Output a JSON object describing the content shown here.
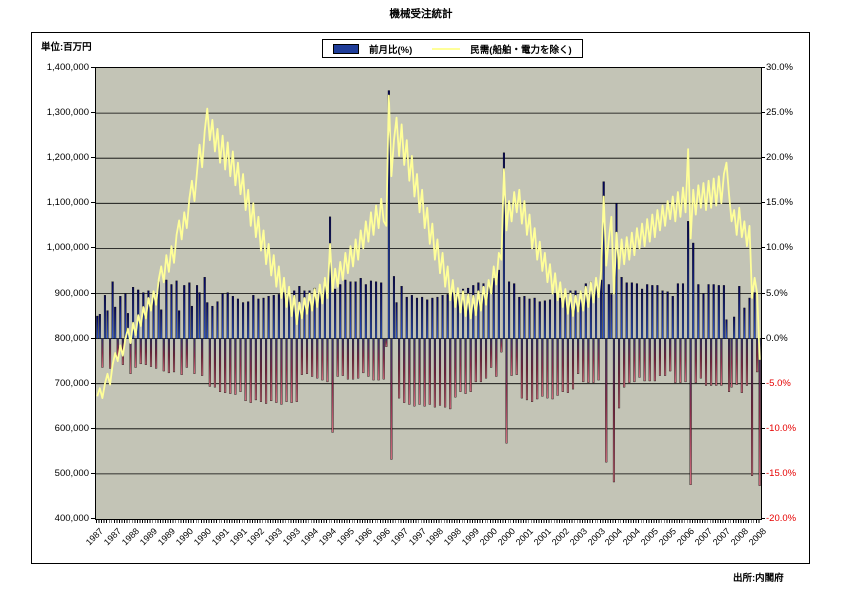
{
  "page": {
    "title": "機械受注統計",
    "unit_label": "単位:百万円",
    "source": "出所:内閣府"
  },
  "legend": {
    "bar_label": "前月比(%)",
    "line_label": "民需(船舶・電力を除く)"
  },
  "colors": {
    "plot_background": "#c3c4b6",
    "gridline": "#000000",
    "line_series": "#ffff99",
    "bar_positive_top": "#04045c",
    "bar_positive_bottom": "#3257c8",
    "bar_negative_top": "#32306e",
    "bar_negative_mid": "#8c2a4a",
    "bar_negative_tip": "#d06e7e",
    "negative_axis_text": "#e60000",
    "legend_swatch_blue": "#1f3d99"
  },
  "chart_data": {
    "type": "combo",
    "title": "機械受注統計",
    "x_start_month": "1987-04",
    "x_months": 260,
    "x_tick_every_months": 7,
    "x_tick_labels": [
      "1987",
      "1987",
      "1988",
      "1989",
      "1989",
      "1990",
      "1990",
      "1991",
      "1991",
      "1992",
      "1993",
      "1993",
      "1994",
      "1994",
      "1995",
      "1996",
      "1996",
      "1997",
      "1997",
      "1998",
      "1998",
      "1999",
      "2000",
      "2000",
      "2001",
      "2001",
      "2002",
      "2003",
      "2003",
      "2004",
      "2004",
      "2005",
      "2005",
      "2006",
      "2007",
      "2007",
      "2008",
      "2008"
    ],
    "left_axis": {
      "title": "百万円",
      "min": 400000,
      "max": 1400000,
      "step": 100000,
      "tick_labels": [
        "1,400,000",
        "1,300,000",
        "1,200,000",
        "1,100,000",
        "1,000,000",
        "900,000",
        "800,000",
        "700,000",
        "600,000",
        "500,000",
        "400,000"
      ]
    },
    "right_axis": {
      "title": "%",
      "min": -20,
      "max": 30,
      "step": 5,
      "tick_labels": [
        "30.0%",
        "25.0%",
        "20.0%",
        "15.0%",
        "10.0%",
        "5.0%",
        "0.0%",
        "-5.0%",
        "-10.0%",
        "-15.0%",
        "-20.0%"
      ]
    },
    "grid": true,
    "legend_position": "top-center",
    "series": [
      {
        "name": "前月比(%)",
        "type": "bar",
        "axis": "right",
        "unit": "%",
        "values": [
          2.5,
          2.7,
          -3.2,
          4.8,
          3.1,
          -3.3,
          6.3,
          3.5,
          -2.3,
          4.7,
          -2.9,
          5.0,
          2.8,
          -3.9,
          5.7,
          -3.2,
          5.4,
          -2.8,
          5.1,
          -2.9,
          5.3,
          -3.1,
          5.0,
          -3.3,
          6.3,
          3.2,
          -3.6,
          6.5,
          -3.8,
          6.0,
          -3.7,
          6.4,
          3.1,
          -4.0,
          5.9,
          -3.2,
          6.2,
          3.6,
          -3.9,
          5.9,
          5.1,
          -4.1,
          6.8,
          4.0,
          -5.3,
          3.6,
          -5.4,
          4.1,
          -5.9,
          5.0,
          -6.0,
          5.1,
          -6.1,
          4.7,
          -6.2,
          4.4,
          -5.9,
          4.0,
          -6.9,
          4.1,
          -7.1,
          4.8,
          -6.8,
          4.4,
          -7.0,
          4.5,
          -7.2,
          4.7,
          -6.9,
          4.8,
          -7.1,
          4.9,
          -7.3,
          5.1,
          -7.0,
          5.2,
          -7.1,
          5.3,
          -7.0,
          5.8,
          -4.0,
          5.3,
          -3.9,
          5.3,
          -4.2,
          5.6,
          -4.4,
          5.7,
          -4.6,
          6.5,
          -4.8,
          13.5,
          -10.4,
          5.5,
          -4.2,
          6.0,
          -4.1,
          6.5,
          -4.5,
          6.3,
          -4.5,
          6.3,
          -4.4,
          6.7,
          -3.8,
          6.0,
          -4.2,
          6.4,
          -4.6,
          6.3,
          -4.6,
          6.2,
          -4.5,
          -0.9,
          27.5,
          -13.4,
          6.9,
          4.0,
          -6.6,
          5.8,
          -7.1,
          4.6,
          -7.3,
          4.8,
          -7.5,
          4.5,
          -7.3,
          4.6,
          -7.5,
          4.3,
          -7.3,
          4.5,
          -7.6,
          4.6,
          -7.4,
          4.8,
          -7.6,
          4.9,
          -7.8,
          5.1,
          -6.5,
          4.8,
          -5.9,
          5.5,
          -6.1,
          5.6,
          -5.9,
          5.9,
          -4.8,
          6.2,
          -4.8,
          6.1,
          -4.4,
          6.3,
          -3.2,
          6.7,
          -4.2,
          7.6,
          -1.5,
          20.6,
          -11.6,
          6.3,
          -4.1,
          6.1,
          -4.0,
          4.6,
          -6.6,
          4.7,
          -6.8,
          4.4,
          -7.0,
          4.5,
          -6.7,
          4.1,
          -6.4,
          4.2,
          -6.6,
          4.3,
          -6.7,
          5.0,
          -6.3,
          4.5,
          -5.9,
          4.6,
          -6.0,
          5.3,
          -5.6,
          5.3,
          -3.9,
          5.2,
          -4.8,
          6.1,
          -4.9,
          6.3,
          -4.9,
          6.3,
          -4.6,
          6.5,
          17.4,
          -13.7,
          6.0,
          4.9,
          -15.9,
          15.0,
          -7.7,
          6.8,
          -5.4,
          6.2,
          -4.9,
          6.2,
          -4.8,
          6.1,
          -4.3,
          5.5,
          -4.7,
          6.0,
          -4.7,
          5.9,
          -4.7,
          5.9,
          -4.1,
          5.3,
          -4.1,
          5.2,
          -3.6,
          4.7,
          -4.9,
          6.1,
          -4.9,
          6.1,
          -4.8,
          13.0,
          -16.2,
          10.6,
          -4.9,
          6.0,
          -4.4,
          5.0,
          -5.2,
          6.0,
          -5.2,
          6.0,
          -5.2,
          5.9,
          -5.2,
          5.9,
          2.1,
          -5.9,
          -5.4,
          2.4,
          -5.1,
          5.8,
          -6.0,
          3.4,
          -5.2,
          4.5,
          -15.2,
          5.1,
          -3.7,
          -16.3
        ]
      },
      {
        "name": "民需(船舶・電力を除く)",
        "type": "line",
        "axis": "left",
        "unit": "百万円",
        "values": [
          672000,
          690000,
          668000,
          700000,
          722000,
          698000,
          742000,
          768000,
          750000,
          785000,
          762000,
          800000,
          822000,
          790000,
          835000,
          808000,
          852000,
          828000,
          870000,
          845000,
          890000,
          862000,
          905000,
          875000,
          930000,
          960000,
          925000,
          985000,
          948000,
          1005000,
          968000,
          1030000,
          1062000,
          1020000,
          1080000,
          1045000,
          1110000,
          1150000,
          1105000,
          1170000,
          1230000,
          1180000,
          1260000,
          1310000,
          1240000,
          1285000,
          1215000,
          1265000,
          1190000,
          1250000,
          1175000,
          1235000,
          1160000,
          1215000,
          1140000,
          1190000,
          1120000,
          1165000,
          1085000,
          1130000,
          1050000,
          1100000,
          1025000,
          1070000,
          995000,
          1040000,
          965000,
          1010000,
          940000,
          985000,
          915000,
          960000,
          890000,
          935000,
          870000,
          915000,
          850000,
          895000,
          832000,
          880000,
          845000,
          890000,
          855000,
          900000,
          862000,
          910000,
          870000,
          920000,
          878000,
          935000,
          890000,
          1010000,
          905000,
          955000,
          915000,
          970000,
          930000,
          990000,
          945000,
          1005000,
          960000,
          1020000,
          975000,
          1040000,
          1000000,
          1060000,
          1015000,
          1080000,
          1030000,
          1095000,
          1045000,
          1110000,
          1060000,
          1050000,
          1339000,
          1160000,
          1240000,
          1290000,
          1205000,
          1275000,
          1185000,
          1240000,
          1150000,
          1205000,
          1115000,
          1165000,
          1080000,
          1130000,
          1045000,
          1090000,
          1010000,
          1055000,
          975000,
          1020000,
          945000,
          990000,
          915000,
          960000,
          885000,
          930000,
          870000,
          912000,
          858000,
          905000,
          850000,
          898000,
          845000,
          895000,
          852000,
          905000,
          862000,
          915000,
          875000,
          930000,
          900000,
          960000,
          920000,
          990000,
          975000,
          1176000,
          1040000,
          1105000,
          1060000,
          1125000,
          1080000,
          1130000,
          1055000,
          1105000,
          1030000,
          1075000,
          1000000,
          1045000,
          975000,
          1015000,
          950000,
          990000,
          925000,
          965000,
          900000,
          945000,
          885000,
          925000,
          870000,
          910000,
          855000,
          900000,
          850000,
          895000,
          860000,
          905000,
          862000,
          915000,
          870000,
          925000,
          880000,
          935000,
          892000,
          950000,
          1115000,
          962000,
          1020000,
          1070000,
          900000,
          1035000,
          955000,
          1020000,
          965000,
          1025000,
          975000,
          1035000,
          985000,
          1045000,
          1000000,
          1055000,
          1005000,
          1065000,
          1015000,
          1075000,
          1025000,
          1085000,
          1040000,
          1095000,
          1050000,
          1105000,
          1065000,
          1115000,
          1060000,
          1125000,
          1070000,
          1135000,
          1080000,
          1220000,
          1022000,
          1130000,
          1075000,
          1140000,
          1090000,
          1145000,
          1085000,
          1150000,
          1090000,
          1155000,
          1095000,
          1160000,
          1100000,
          1165000,
          1190000,
          1120000,
          1060000,
          1085000,
          1030000,
          1090000,
          1025000,
          1060000,
          1005000,
          1050000,
          890000,
          935000,
          900000,
          753000
        ]
      }
    ]
  }
}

# # #

§ **WRITTEN INSTRUCTION**
State the number of lines that contain the string "title", with no other words.

§ **SOLUTION**
4